Exercise aim »
Wherever the string "color" appears in a line, extract that line.

Data provided »

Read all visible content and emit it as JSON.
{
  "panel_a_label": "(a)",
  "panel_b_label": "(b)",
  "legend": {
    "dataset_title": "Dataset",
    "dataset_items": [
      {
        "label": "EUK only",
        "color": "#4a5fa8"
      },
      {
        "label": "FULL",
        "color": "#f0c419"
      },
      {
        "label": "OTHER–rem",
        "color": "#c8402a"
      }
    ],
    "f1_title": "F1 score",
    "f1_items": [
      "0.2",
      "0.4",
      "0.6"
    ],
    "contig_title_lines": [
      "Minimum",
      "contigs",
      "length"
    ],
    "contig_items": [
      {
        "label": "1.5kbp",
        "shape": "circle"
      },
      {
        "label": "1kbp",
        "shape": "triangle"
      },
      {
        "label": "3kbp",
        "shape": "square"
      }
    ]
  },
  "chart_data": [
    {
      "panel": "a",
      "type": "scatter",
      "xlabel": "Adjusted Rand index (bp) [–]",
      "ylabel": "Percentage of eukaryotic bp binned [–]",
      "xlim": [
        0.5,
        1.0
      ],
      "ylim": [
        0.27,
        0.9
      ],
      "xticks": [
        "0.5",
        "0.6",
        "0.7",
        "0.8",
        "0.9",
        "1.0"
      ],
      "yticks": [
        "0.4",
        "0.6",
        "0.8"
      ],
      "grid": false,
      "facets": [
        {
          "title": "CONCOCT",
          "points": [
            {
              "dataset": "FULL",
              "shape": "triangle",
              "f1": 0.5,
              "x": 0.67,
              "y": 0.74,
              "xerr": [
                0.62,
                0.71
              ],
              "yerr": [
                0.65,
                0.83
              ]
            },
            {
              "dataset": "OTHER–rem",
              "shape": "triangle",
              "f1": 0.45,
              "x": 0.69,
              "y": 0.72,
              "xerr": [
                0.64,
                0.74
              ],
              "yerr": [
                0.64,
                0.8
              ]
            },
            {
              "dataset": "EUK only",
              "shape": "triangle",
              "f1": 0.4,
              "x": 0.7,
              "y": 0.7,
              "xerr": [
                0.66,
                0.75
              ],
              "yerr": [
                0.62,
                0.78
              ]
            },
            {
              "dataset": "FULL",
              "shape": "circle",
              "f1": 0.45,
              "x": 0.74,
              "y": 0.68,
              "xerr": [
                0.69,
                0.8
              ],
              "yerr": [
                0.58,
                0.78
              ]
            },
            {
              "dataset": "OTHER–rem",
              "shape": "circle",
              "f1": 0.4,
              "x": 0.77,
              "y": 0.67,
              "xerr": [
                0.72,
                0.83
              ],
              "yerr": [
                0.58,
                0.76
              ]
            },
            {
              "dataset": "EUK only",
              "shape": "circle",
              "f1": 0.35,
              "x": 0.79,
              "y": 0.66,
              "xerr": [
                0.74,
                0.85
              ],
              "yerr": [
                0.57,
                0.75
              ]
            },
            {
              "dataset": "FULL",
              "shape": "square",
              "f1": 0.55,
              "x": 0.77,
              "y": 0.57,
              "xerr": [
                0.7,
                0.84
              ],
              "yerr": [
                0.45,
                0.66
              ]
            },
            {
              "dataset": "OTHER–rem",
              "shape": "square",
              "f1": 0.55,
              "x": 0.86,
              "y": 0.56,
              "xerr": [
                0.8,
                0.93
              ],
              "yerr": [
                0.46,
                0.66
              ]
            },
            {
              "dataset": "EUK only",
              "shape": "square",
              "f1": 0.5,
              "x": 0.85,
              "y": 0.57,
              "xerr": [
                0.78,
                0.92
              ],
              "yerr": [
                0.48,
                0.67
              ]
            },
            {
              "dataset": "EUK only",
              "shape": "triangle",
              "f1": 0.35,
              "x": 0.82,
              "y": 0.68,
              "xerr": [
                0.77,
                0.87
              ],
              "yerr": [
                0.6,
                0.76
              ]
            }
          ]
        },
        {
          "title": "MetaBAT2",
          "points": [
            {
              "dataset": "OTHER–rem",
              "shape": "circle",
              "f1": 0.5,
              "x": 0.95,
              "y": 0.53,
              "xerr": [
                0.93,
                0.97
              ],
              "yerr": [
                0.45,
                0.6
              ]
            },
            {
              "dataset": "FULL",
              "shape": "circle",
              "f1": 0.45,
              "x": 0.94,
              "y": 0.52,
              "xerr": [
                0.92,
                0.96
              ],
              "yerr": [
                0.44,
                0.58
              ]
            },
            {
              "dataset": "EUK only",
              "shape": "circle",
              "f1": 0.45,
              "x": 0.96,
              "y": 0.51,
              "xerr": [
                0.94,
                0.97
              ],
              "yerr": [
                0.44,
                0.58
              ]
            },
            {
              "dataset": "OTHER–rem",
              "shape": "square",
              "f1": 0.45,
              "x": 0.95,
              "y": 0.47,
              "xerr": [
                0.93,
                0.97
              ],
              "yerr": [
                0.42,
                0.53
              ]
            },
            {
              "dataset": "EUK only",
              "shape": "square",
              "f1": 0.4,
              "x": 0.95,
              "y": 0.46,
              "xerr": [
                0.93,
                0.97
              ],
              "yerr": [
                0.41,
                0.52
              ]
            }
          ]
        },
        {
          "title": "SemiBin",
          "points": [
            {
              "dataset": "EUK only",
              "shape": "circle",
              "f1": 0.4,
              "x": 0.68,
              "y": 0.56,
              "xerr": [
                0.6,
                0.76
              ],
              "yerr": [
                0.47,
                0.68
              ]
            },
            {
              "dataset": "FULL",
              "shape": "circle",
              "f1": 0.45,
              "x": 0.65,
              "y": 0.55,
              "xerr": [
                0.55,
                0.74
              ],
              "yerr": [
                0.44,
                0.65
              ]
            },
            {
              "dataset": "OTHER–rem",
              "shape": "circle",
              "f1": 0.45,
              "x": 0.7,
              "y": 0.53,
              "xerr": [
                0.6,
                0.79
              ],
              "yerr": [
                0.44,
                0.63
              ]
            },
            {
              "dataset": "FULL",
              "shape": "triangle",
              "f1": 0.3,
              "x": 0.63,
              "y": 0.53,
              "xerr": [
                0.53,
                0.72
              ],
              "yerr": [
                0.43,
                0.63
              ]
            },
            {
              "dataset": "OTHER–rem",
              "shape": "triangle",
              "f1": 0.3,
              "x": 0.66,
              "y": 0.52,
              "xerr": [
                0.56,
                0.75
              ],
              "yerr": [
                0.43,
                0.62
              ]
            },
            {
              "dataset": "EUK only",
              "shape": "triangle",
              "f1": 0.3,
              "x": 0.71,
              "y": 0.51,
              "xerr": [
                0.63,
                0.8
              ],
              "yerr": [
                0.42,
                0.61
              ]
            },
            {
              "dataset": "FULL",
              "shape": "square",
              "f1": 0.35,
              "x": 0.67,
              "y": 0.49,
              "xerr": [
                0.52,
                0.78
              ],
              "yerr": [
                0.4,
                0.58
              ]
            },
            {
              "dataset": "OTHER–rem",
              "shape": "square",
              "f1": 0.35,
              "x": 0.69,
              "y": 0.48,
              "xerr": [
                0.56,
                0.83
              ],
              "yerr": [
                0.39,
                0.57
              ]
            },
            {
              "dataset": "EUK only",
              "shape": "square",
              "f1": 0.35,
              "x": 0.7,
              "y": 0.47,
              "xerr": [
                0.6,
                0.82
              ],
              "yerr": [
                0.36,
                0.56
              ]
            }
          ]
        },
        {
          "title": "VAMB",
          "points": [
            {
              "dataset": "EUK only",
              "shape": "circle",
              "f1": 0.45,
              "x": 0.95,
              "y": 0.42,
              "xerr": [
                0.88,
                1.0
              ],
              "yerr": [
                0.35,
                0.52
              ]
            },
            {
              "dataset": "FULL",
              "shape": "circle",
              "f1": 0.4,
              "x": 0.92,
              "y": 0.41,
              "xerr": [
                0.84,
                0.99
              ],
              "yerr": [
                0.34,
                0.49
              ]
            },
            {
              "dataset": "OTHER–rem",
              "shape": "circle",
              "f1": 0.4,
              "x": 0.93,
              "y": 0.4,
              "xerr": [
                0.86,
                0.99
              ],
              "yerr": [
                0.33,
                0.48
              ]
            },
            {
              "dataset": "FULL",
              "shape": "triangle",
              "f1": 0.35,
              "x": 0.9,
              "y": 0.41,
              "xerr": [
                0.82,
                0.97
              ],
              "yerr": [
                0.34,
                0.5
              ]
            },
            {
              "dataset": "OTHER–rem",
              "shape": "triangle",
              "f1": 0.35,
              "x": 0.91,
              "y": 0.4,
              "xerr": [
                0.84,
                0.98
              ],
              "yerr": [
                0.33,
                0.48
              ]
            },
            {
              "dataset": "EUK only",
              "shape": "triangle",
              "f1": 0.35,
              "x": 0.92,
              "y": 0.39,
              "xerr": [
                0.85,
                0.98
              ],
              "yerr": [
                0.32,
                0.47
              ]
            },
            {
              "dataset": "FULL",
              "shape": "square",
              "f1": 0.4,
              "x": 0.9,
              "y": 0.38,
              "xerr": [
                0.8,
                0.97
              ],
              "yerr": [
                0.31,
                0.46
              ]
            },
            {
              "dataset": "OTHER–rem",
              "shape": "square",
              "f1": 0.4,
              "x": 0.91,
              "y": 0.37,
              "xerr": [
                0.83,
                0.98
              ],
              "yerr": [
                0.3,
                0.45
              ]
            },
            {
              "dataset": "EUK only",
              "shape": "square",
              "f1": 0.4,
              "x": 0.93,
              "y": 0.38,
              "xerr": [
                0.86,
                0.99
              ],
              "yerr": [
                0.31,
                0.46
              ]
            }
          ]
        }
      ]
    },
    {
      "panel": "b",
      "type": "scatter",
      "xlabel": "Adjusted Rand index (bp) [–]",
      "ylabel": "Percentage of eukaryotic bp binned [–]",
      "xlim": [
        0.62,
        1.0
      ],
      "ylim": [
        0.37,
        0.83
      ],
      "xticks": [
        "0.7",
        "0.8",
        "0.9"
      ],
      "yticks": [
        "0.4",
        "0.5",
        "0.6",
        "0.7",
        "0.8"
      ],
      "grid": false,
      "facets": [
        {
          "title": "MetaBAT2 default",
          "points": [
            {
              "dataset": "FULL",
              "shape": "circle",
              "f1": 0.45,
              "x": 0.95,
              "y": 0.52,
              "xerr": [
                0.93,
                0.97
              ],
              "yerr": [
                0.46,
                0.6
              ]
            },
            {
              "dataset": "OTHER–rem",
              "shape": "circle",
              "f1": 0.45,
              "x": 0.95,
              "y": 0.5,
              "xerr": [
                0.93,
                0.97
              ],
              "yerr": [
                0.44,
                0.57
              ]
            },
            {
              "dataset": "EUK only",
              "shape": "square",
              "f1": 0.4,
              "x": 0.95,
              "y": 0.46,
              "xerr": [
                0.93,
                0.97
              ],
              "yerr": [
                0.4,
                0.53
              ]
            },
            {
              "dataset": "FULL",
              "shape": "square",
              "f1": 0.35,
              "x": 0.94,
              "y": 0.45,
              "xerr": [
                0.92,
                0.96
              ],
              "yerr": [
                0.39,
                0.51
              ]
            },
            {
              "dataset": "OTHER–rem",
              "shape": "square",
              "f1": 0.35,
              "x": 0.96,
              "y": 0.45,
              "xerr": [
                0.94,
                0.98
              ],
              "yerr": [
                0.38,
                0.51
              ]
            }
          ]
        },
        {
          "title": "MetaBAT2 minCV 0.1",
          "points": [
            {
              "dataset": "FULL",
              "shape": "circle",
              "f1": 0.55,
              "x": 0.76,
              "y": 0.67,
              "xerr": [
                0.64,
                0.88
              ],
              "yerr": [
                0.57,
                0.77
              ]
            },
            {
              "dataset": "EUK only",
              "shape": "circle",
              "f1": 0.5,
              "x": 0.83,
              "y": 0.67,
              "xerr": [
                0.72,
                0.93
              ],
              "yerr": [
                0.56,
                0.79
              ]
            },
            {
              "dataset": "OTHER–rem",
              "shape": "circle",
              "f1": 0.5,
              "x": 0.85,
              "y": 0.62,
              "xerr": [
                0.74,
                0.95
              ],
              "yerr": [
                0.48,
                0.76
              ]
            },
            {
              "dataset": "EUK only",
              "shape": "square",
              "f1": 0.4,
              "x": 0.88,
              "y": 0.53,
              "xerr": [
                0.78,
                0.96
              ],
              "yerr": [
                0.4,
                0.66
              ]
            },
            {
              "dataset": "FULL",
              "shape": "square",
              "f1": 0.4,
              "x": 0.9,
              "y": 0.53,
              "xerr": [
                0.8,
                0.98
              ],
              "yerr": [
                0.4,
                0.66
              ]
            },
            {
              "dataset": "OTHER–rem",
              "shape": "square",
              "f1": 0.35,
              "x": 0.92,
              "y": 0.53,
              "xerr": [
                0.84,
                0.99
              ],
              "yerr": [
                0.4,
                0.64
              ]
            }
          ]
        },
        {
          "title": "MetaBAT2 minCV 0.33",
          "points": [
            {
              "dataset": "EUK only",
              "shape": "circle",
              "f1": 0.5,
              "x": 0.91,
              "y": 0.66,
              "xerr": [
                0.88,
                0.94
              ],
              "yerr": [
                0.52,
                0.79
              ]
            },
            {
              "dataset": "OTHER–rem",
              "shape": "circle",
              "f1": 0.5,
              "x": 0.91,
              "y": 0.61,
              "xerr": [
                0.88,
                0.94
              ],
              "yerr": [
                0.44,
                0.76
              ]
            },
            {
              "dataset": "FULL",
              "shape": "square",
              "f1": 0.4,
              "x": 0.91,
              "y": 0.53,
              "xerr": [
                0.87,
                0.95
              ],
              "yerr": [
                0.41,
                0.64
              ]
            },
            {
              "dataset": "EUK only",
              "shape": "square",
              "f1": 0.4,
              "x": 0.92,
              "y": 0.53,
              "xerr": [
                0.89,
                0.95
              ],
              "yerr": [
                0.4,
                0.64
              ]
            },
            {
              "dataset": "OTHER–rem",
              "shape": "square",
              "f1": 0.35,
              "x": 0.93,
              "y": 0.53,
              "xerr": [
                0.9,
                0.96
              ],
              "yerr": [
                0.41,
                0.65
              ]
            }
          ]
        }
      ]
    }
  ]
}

Solution for this problem »
        "color": "#4a5fa8"
        "color": "#f0c419"
        "color": "#c8402a"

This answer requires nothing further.